* begin Available records *

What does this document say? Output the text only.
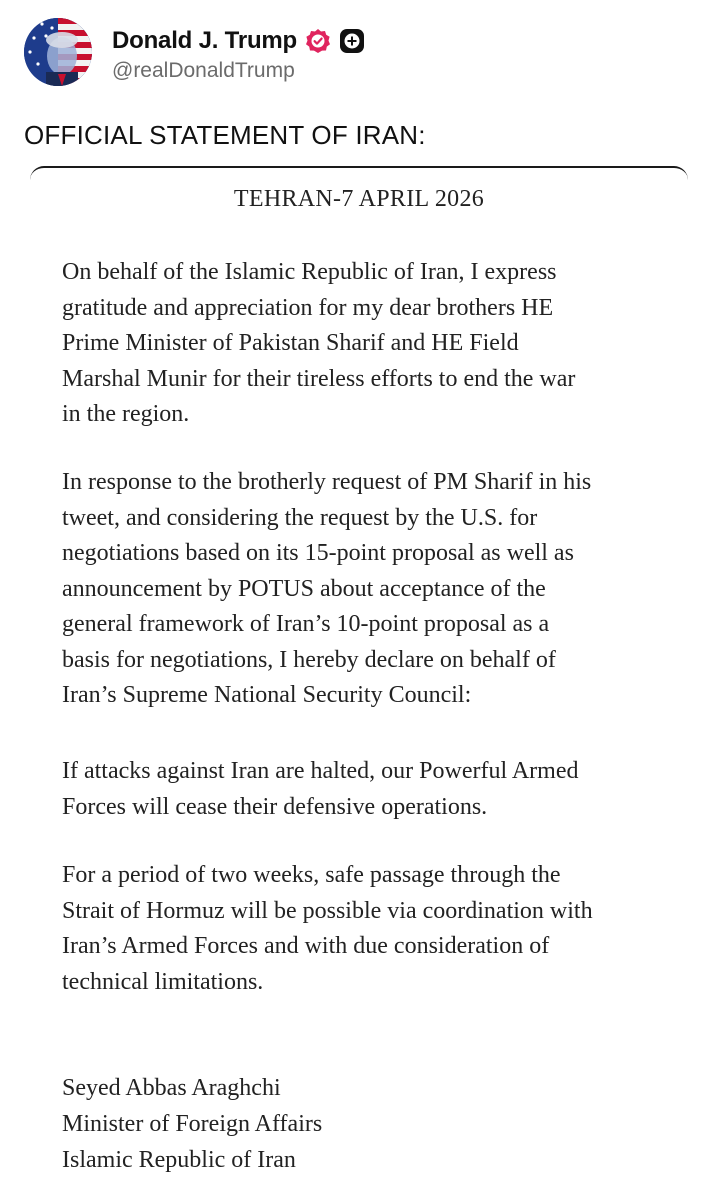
Donald J. Trump
@realDonaldTrump
OFFICIAL STATEMENT OF IRAN:
TEHRAN-7 APRIL 2026
On behalf of the Islamic Republic of Iran, I express
gratitude and appreciation for my dear brothers HE
Prime Minister of Pakistan Sharif and HE Field
Marshal Munir for their tireless efforts to end the war
in the region.
In response to the brotherly request of PM Sharif in his
tweet, and considering the request by the U.S. for
negotiations based on its 15-point proposal as well as
announcement by POTUS about acceptance of the
general framework of Iran’s 10-point proposal as a
basis for negotiations, I hereby declare on behalf of
Iran’s Supreme National Security Council:
If attacks against Iran are halted, our Powerful Armed
Forces will cease their defensive operations.
For a period of two weeks, safe passage through the
Strait of Hormuz will be possible via coordination with
Iran’s Armed Forces and with due consideration of
technical limitations.
Seyed Abbas Araghchi
Minister of Foreign Affairs
Islamic Republic of Iran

* end Available records *

* Exercise directions:
Print out the whole of the material word for word, without pictures.

* Reply to the exercise:
What does this document say? Output the text only.
Donald J. Trump
@realDonaldTrump
OFFICIAL STATEMENT OF IRAN:
TEHRAN-7 APRIL 2026
On behalf of the Islamic Republic of Iran, I express
gratitude and appreciation for my dear brothers HE
Prime Minister of Pakistan Sharif and HE Field
Marshal Munir for their tireless efforts to end the war
in the region.
In response to the brotherly request of PM Sharif in his
tweet, and considering the request by the U.S. for
negotiations based on its 15-point proposal as well as
announcement by POTUS about acceptance of the
general framework of Iran’s 10-point proposal as a
basis for negotiations, I hereby declare on behalf of
Iran’s Supreme National Security Council:
If attacks against Iran are halted, our Powerful Armed
Forces will cease their defensive operations.
For a period of two weeks, safe passage through the
Strait of Hormuz will be possible via coordination with
Iran’s Armed Forces and with due consideration of
technical limitations.
Seyed Abbas Araghchi
Minister of Foreign Affairs
Islamic Republic of Iran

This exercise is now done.